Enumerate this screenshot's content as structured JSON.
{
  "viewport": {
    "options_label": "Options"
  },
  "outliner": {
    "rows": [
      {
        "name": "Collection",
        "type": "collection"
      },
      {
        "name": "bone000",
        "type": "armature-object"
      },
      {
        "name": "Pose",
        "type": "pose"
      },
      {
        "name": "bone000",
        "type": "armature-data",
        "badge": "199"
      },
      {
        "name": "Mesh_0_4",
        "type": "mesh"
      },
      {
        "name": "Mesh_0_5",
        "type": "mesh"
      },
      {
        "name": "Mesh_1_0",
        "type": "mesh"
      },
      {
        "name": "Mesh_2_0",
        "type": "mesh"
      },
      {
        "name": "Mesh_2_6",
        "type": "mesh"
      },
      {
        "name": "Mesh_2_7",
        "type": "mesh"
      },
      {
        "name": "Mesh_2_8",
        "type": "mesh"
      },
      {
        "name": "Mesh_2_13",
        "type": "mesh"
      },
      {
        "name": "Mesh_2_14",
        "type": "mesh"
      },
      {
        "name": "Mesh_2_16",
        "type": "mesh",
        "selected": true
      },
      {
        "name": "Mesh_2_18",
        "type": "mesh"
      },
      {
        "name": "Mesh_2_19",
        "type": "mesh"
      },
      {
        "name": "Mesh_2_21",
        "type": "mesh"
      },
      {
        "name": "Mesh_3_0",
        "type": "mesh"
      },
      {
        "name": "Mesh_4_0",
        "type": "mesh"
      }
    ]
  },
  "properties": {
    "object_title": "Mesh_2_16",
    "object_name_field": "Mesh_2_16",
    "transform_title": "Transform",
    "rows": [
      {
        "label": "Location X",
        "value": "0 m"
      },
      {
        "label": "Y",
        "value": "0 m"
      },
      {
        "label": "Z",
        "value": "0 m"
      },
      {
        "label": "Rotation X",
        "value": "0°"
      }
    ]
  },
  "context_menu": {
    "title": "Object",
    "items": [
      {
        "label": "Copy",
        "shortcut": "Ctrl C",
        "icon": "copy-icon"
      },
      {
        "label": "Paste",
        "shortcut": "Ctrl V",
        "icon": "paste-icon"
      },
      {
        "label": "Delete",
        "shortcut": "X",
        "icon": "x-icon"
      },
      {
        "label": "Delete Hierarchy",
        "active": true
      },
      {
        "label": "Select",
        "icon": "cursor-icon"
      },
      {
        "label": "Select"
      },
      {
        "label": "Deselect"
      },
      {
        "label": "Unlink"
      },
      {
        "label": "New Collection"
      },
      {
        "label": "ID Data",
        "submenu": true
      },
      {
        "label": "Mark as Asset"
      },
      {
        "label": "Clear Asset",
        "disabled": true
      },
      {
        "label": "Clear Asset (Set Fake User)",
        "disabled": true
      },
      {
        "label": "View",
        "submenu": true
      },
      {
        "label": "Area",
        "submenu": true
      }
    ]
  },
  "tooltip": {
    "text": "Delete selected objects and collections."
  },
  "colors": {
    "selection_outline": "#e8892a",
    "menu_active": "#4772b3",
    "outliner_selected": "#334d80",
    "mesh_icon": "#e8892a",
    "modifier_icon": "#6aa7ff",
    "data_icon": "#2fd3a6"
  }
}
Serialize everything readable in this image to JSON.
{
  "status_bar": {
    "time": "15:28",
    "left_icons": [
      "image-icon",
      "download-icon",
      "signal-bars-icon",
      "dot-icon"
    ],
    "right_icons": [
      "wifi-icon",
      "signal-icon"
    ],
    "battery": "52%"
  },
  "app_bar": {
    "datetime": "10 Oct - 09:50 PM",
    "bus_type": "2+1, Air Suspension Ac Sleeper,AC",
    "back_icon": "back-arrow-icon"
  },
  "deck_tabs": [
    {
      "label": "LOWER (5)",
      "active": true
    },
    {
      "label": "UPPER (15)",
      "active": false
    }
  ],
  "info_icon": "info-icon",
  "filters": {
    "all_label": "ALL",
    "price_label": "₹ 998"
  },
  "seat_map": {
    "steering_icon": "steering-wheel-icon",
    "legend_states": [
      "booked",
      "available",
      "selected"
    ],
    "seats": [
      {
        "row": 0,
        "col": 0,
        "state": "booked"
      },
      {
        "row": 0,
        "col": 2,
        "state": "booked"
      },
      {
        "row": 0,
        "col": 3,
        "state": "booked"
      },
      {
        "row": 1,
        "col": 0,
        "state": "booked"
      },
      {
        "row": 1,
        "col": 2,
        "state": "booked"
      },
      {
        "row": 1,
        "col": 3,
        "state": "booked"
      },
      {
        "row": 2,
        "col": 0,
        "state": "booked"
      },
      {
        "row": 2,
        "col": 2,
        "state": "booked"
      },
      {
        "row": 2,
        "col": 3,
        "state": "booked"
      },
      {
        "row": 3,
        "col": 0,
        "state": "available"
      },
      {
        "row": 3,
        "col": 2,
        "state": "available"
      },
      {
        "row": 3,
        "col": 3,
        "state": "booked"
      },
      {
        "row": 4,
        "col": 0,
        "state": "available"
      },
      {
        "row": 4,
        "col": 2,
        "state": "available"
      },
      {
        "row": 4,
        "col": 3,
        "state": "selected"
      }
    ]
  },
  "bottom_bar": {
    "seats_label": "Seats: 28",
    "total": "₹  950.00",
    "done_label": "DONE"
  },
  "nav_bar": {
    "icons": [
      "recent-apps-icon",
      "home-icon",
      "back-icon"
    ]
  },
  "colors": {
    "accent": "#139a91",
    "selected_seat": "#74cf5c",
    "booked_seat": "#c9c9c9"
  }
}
# # # # #
■ **WORK TO COMPLETE**
Give only the count of lines in which the string "Delete" appears.

■ **OUTPUT FOR THIS EXERCISE**
3